** START EXERCISE MATERIALS **

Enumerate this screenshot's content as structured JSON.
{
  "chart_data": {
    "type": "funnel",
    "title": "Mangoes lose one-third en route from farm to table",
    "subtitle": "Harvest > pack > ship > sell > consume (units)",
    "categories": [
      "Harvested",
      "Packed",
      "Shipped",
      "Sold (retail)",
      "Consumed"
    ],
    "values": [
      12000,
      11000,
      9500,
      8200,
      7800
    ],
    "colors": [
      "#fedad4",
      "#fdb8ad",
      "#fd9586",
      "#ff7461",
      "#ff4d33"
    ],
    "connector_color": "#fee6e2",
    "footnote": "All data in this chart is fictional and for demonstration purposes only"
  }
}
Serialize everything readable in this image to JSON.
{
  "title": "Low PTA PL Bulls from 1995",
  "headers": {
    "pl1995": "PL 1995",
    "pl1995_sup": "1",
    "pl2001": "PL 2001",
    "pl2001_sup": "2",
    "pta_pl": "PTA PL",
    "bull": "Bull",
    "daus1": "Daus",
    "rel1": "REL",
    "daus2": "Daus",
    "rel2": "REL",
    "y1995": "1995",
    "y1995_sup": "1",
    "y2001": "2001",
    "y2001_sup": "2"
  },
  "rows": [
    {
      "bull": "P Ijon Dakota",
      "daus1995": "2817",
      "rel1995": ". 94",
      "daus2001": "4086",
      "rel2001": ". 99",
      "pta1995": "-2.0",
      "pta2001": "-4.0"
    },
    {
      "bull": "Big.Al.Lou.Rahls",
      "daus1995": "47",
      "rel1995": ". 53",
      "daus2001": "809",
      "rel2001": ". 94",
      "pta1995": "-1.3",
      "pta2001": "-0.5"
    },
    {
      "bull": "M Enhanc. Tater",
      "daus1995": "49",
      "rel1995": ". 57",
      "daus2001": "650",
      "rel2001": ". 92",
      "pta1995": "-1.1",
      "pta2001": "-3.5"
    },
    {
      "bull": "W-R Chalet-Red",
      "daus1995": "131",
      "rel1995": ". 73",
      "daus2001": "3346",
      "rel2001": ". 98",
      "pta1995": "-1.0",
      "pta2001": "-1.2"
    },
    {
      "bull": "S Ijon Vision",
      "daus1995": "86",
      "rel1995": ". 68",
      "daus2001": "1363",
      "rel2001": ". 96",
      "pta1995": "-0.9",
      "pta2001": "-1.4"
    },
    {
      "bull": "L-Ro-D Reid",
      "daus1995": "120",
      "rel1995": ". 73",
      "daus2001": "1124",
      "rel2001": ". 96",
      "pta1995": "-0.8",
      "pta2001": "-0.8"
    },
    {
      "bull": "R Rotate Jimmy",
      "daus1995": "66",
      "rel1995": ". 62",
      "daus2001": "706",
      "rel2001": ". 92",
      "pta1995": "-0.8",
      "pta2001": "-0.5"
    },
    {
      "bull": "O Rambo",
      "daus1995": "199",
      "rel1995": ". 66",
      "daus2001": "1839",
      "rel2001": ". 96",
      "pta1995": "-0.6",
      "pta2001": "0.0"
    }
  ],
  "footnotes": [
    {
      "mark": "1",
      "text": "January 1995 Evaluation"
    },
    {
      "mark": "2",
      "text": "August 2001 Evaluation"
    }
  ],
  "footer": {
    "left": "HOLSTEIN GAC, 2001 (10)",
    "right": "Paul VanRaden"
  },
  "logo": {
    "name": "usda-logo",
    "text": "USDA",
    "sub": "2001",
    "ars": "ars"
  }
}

** END EXERCISE MATERIALS **

(EXERCISE AIM): Repeat the records above exactly, leaving none out.

(ANSWER TO THE PROBLEM):
Enumerate this screenshot's content as structured JSON.
{
  "chart_data": {
    "type": "funnel",
    "title": "Mangoes lose one-third en route from farm to table",
    "subtitle": "Harvest > pack > ship > sell > consume (units)",
    "categories": [
      "Harvested",
      "Packed",
      "Shipped",
      "Sold (retail)",
      "Consumed"
    ],
    "values": [
      12000,
      11000,
      9500,
      8200,
      7800
    ],
    "colors": [
      "#fedad4",
      "#fdb8ad",
      "#fd9586",
      "#ff7461",
      "#ff4d33"
    ],
    "connector_color": "#fee6e2",
    "footnote": "All data in this chart is fictional and for demonstration purposes only"
  }
}
Serialize everything readable in this image to JSON.
{
  "title": "Low PTA PL Bulls from 1995",
  "headers": {
    "pl1995": "PL 1995",
    "pl1995_sup": "1",
    "pl2001": "PL 2001",
    "pl2001_sup": "2",
    "pta_pl": "PTA PL",
    "bull": "Bull",
    "daus1": "Daus",
    "rel1": "REL",
    "daus2": "Daus",
    "rel2": "REL",
    "y1995": "1995",
    "y1995_sup": "1",
    "y2001": "2001",
    "y2001_sup": "2"
  },
  "rows": [
    {
      "bull": "P Ijon Dakota",
      "daus1995": "2817",
      "rel1995": ". 94",
      "daus2001": "4086",
      "rel2001": ". 99",
      "pta1995": "-2.0",
      "pta2001": "-4.0"
    },
    {
      "bull": "Big.Al.Lou.Rahls",
      "daus1995": "47",
      "rel1995": ". 53",
      "daus2001": "809",
      "rel2001": ". 94",
      "pta1995": "-1.3",
      "pta2001": "-0.5"
    },
    {
      "bull": "M Enhanc. Tater",
      "daus1995": "49",
      "rel1995": ". 57",
      "daus2001": "650",
      "rel2001": ". 92",
      "pta1995": "-1.1",
      "pta2001": "-3.5"
    },
    {
      "bull": "W-R Chalet-Red",
      "daus1995": "131",
      "rel1995": ". 73",
      "daus2001": "3346",
      "rel2001": ". 98",
      "pta1995": "-1.0",
      "pta2001": "-1.2"
    },
    {
      "bull": "S Ijon Vision",
      "daus1995": "86",
      "rel1995": ". 68",
      "daus2001": "1363",
      "rel2001": ". 96",
      "pta1995": "-0.9",
      "pta2001": "-1.4"
    },
    {
      "bull": "L-Ro-D Reid",
      "daus1995": "120",
      "rel1995": ". 73",
      "daus2001": "1124",
      "rel2001": ". 96",
      "pta1995": "-0.8",
      "pta2001": "-0.8"
    },
    {
      "bull": "R Rotate Jimmy",
      "daus1995": "66",
      "rel1995": ". 62",
      "daus2001": "706",
      "rel2001": ". 92",
      "pta1995": "-0.8",
      "pta2001": "-0.5"
    },
    {
      "bull": "O Rambo",
      "daus1995": "199",
      "rel1995": ". 66",
      "daus2001": "1839",
      "rel2001": ". 96",
      "pta1995": "-0.6",
      "pta2001": "0.0"
    }
  ],
  "footnotes": [
    {
      "mark": "1",
      "text": "January 1995 Evaluation"
    },
    {
      "mark": "2",
      "text": "August 2001 Evaluation"
    }
  ],
  "footer": {
    "left": "HOLSTEIN GAC, 2001 (10)",
    "right": "Paul VanRaden"
  },
  "logo": {
    "name": "usda-logo",
    "text": "USDA",
    "sub": "2001",
    "ars": "ars"
  }
}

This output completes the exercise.